**Job**
Beneath this task is a listing. State how many of its lines include the string "viajes", giving nothing but the number.
+===+
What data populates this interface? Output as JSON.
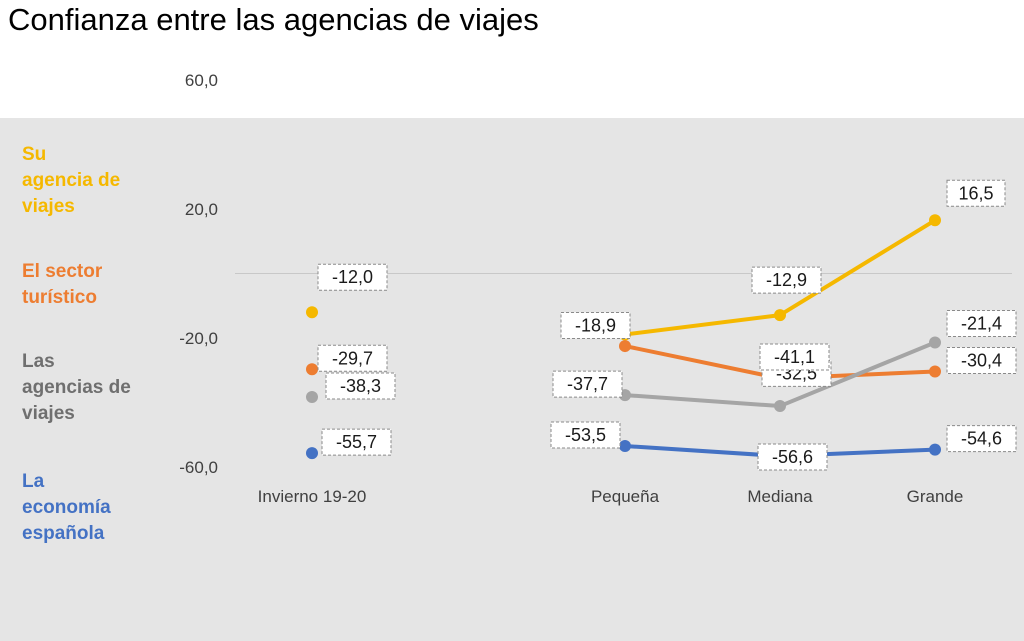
{
  "chart_data": {
    "type": "line",
    "title": "Confianza entre las agencias de viajes",
    "xlabel": "",
    "ylabel": "",
    "ylim": [
      -60,
      60
    ],
    "yticks": [
      "60,0",
      "20,0",
      "-20,0",
      "-60,0"
    ],
    "ytick_values": [
      60,
      20,
      -20,
      -60
    ],
    "categories": [
      "Invierno 19-20",
      "Pequeña",
      "Mediana",
      "Grande"
    ],
    "grid": false,
    "legend_position": "left",
    "series": [
      {
        "name": "Su agencia de viajes",
        "color": "#f5b800",
        "values": [
          -12.0,
          -18.9,
          -12.9,
          16.5
        ],
        "labels": [
          "-12,0",
          "-18,9",
          "-12,9",
          "16,5"
        ]
      },
      {
        "name": "El sector turístico",
        "color": "#ed7d31",
        "values": [
          -29.7,
          -22.5,
          -32.5,
          -30.4
        ],
        "labels": [
          "-29,7",
          "",
          "-32,5",
          "-30,4"
        ]
      },
      {
        "name": "Las agencias de viajes",
        "color": "#a5a5a5",
        "values": [
          -38.3,
          -37.7,
          -41.1,
          -21.4
        ],
        "labels": [
          "-38,3",
          "-37,7",
          "-41,1",
          "-21,4"
        ]
      },
      {
        "name": "La economía española",
        "color": "#4472c4",
        "values": [
          -55.7,
          -53.5,
          -56.6,
          -54.6
        ],
        "labels": [
          "-55,7",
          "-53,5",
          "-56,6",
          "-54,6"
        ]
      }
    ]
  },
  "legend_lines": [
    [
      "Su",
      "agencia de",
      "viajes"
    ],
    [
      "El sector",
      "turístico"
    ],
    [
      "Las",
      "agencias de",
      "viajes"
    ],
    [
      "La",
      "economía",
      "española"
    ]
  ],
  "legend_colors": [
    "#f5b800",
    "#ed7d31",
    "#6f6f6f",
    "#4472c4"
  ]
}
+===+
**Finished task**
5